→ TO DO: Would you transcribe the whole listing exactly, minus its pictures?

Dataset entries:

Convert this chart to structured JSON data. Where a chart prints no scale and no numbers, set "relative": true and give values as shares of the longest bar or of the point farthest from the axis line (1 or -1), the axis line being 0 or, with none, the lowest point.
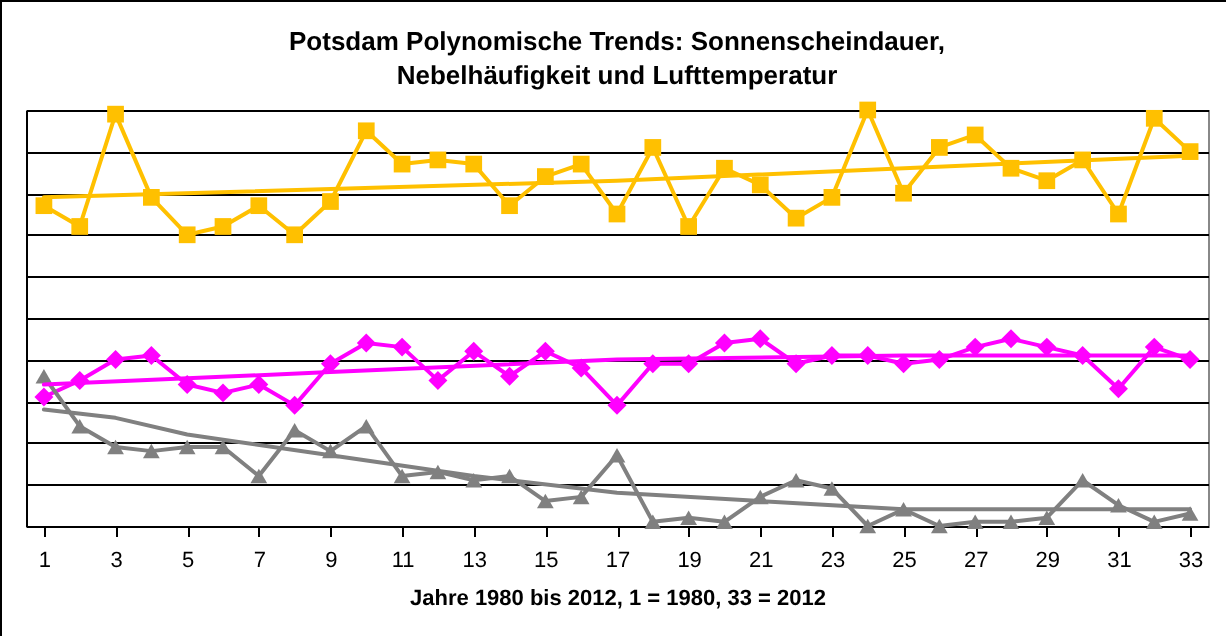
{
  "chart_data": {
    "type": "line",
    "title": "Potsdam Polynomische Trends: Sonnenscheindauer, Nebelhäufigkeit und Lufttemperatur",
    "xlabel": "Jahre 1980 bis 2012, 1 = 1980, 33 = 2012",
    "x": [
      1,
      2,
      3,
      4,
      5,
      6,
      7,
      8,
      9,
      10,
      11,
      12,
      13,
      14,
      15,
      16,
      17,
      18,
      19,
      20,
      21,
      22,
      23,
      24,
      25,
      26,
      27,
      28,
      29,
      30,
      31,
      32,
      33
    ],
    "xlim": [
      0.5,
      33.5
    ],
    "xticks": [
      1,
      3,
      5,
      7,
      9,
      11,
      13,
      15,
      17,
      19,
      21,
      23,
      25,
      27,
      29,
      31,
      33
    ],
    "relative": true,
    "grid": "y",
    "tick_labels": "x",
    "line_style": "solid",
    "series": [
      {
        "color": "#ffc000",
        "marker": "square",
        "values": [
          0.77,
          0.72,
          0.99,
          0.79,
          0.7,
          0.72,
          0.77,
          0.7,
          0.78,
          0.95,
          0.87,
          0.88,
          0.87,
          0.77,
          0.84,
          0.87,
          0.75,
          0.91,
          0.72,
          0.86,
          0.82,
          0.74,
          0.79,
          1,
          0.8,
          0.91,
          0.94,
          0.86,
          0.83,
          0.88,
          0.75,
          0.98,
          0.9
        ]
      },
      {
        "color": "#ff00ff",
        "marker": "diamond",
        "values": [
          0.31,
          0.35,
          0.4,
          0.41,
          0.34,
          0.32,
          0.34,
          0.29,
          0.39,
          0.44,
          0.43,
          0.35,
          0.42,
          0.36,
          0.42,
          0.38,
          0.29,
          0.39,
          0.39,
          0.44,
          0.45,
          0.39,
          0.41,
          0.41,
          0.39,
          0.4,
          0.43,
          0.45,
          0.43,
          0.41,
          0.33,
          0.43,
          0.4
        ]
      },
      {
        "color": "#808080",
        "marker": "triangle",
        "values": [
          0.36,
          0.24,
          0.19,
          0.18,
          0.19,
          0.19,
          0.12,
          0.23,
          0.18,
          0.24,
          0.12,
          0.13,
          0.11,
          0.12,
          0.06,
          0.07,
          0.17,
          0.01,
          0.02,
          0.01,
          0.07,
          0.11,
          0.09,
          0,
          0.04,
          0,
          0.01,
          0.01,
          0.02,
          0.11,
          0.05,
          0.01,
          0.03
        ]
      },
      {
        "type": "line",
        "color": "#ffc000",
        "marker": "none",
        "x": [
          1,
          17,
          33
        ],
        "values": [
          0.79,
          0.83,
          0.89
        ]
      },
      {
        "type": "line",
        "color": "#ff00ff",
        "marker": "none",
        "x": [
          1,
          9,
          17,
          25,
          33
        ],
        "values": [
          0.34,
          0.37,
          0.4,
          0.41,
          0.41
        ]
      },
      {
        "type": "line",
        "color": "#808080",
        "marker": "none",
        "x": [
          1,
          3,
          5,
          9,
          13,
          17,
          21,
          25,
          33
        ],
        "values": [
          0.28,
          0.26,
          0.22,
          0.17,
          0.12,
          0.08,
          0.06,
          0.04,
          0.04
        ]
      }
    ]
  }
}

→ WRITTEN ANSWER:
Convert this chart to structured JSON data. Where a chart prints no scale and no numbers, set "relative": true and give values as shares of the longest bar or of the point farthest from the axis line (1 or -1), the axis line being 0 or, with none, the lowest point.
{
  "chart_data": {
    "type": "line",
    "title": "Potsdam Polynomische Trends: Sonnenscheindauer, Nebelhäufigkeit und Lufttemperatur",
    "xlabel": "Jahre 1980 bis 2012, 1 = 1980, 33 = 2012",
    "x": [
      1,
      2,
      3,
      4,
      5,
      6,
      7,
      8,
      9,
      10,
      11,
      12,
      13,
      14,
      15,
      16,
      17,
      18,
      19,
      20,
      21,
      22,
      23,
      24,
      25,
      26,
      27,
      28,
      29,
      30,
      31,
      32,
      33
    ],
    "xlim": [
      0.5,
      33.5
    ],
    "xticks": [
      1,
      3,
      5,
      7,
      9,
      11,
      13,
      15,
      17,
      19,
      21,
      23,
      25,
      27,
      29,
      31,
      33
    ],
    "relative": true,
    "grid": "y",
    "tick_labels": "x",
    "line_style": "solid",
    "series": [
      {
        "color": "#ffc000",
        "marker": "square",
        "values": [
          0.77,
          0.72,
          0.99,
          0.79,
          0.7,
          0.72,
          0.77,
          0.7,
          0.78,
          0.95,
          0.87,
          0.88,
          0.87,
          0.77,
          0.84,
          0.87,
          0.75,
          0.91,
          0.72,
          0.86,
          0.82,
          0.74,
          0.79,
          1,
          0.8,
          0.91,
          0.94,
          0.86,
          0.83,
          0.88,
          0.75,
          0.98,
          0.9
        ]
      },
      {
        "color": "#ff00ff",
        "marker": "diamond",
        "values": [
          0.31,
          0.35,
          0.4,
          0.41,
          0.34,
          0.32,
          0.34,
          0.29,
          0.39,
          0.44,
          0.43,
          0.35,
          0.42,
          0.36,
          0.42,
          0.38,
          0.29,
          0.39,
          0.39,
          0.44,
          0.45,
          0.39,
          0.41,
          0.41,
          0.39,
          0.4,
          0.43,
          0.45,
          0.43,
          0.41,
          0.33,
          0.43,
          0.4
        ]
      },
      {
        "color": "#808080",
        "marker": "triangle",
        "values": [
          0.36,
          0.24,
          0.19,
          0.18,
          0.19,
          0.19,
          0.12,
          0.23,
          0.18,
          0.24,
          0.12,
          0.13,
          0.11,
          0.12,
          0.06,
          0.07,
          0.17,
          0.01,
          0.02,
          0.01,
          0.07,
          0.11,
          0.09,
          0,
          0.04,
          0,
          0.01,
          0.01,
          0.02,
          0.11,
          0.05,
          0.01,
          0.03
        ]
      },
      {
        "type": "line",
        "color": "#ffc000",
        "marker": "none",
        "x": [
          1,
          17,
          33
        ],
        "values": [
          0.79,
          0.83,
          0.89
        ]
      },
      {
        "type": "line",
        "color": "#ff00ff",
        "marker": "none",
        "x": [
          1,
          9,
          17,
          25,
          33
        ],
        "values": [
          0.34,
          0.37,
          0.4,
          0.41,
          0.41
        ]
      },
      {
        "type": "line",
        "color": "#808080",
        "marker": "none",
        "x": [
          1,
          3,
          5,
          9,
          13,
          17,
          21,
          25,
          33
        ],
        "values": [
          0.28,
          0.26,
          0.22,
          0.17,
          0.12,
          0.08,
          0.06,
          0.04,
          0.04
        ]
      }
    ]
  }
}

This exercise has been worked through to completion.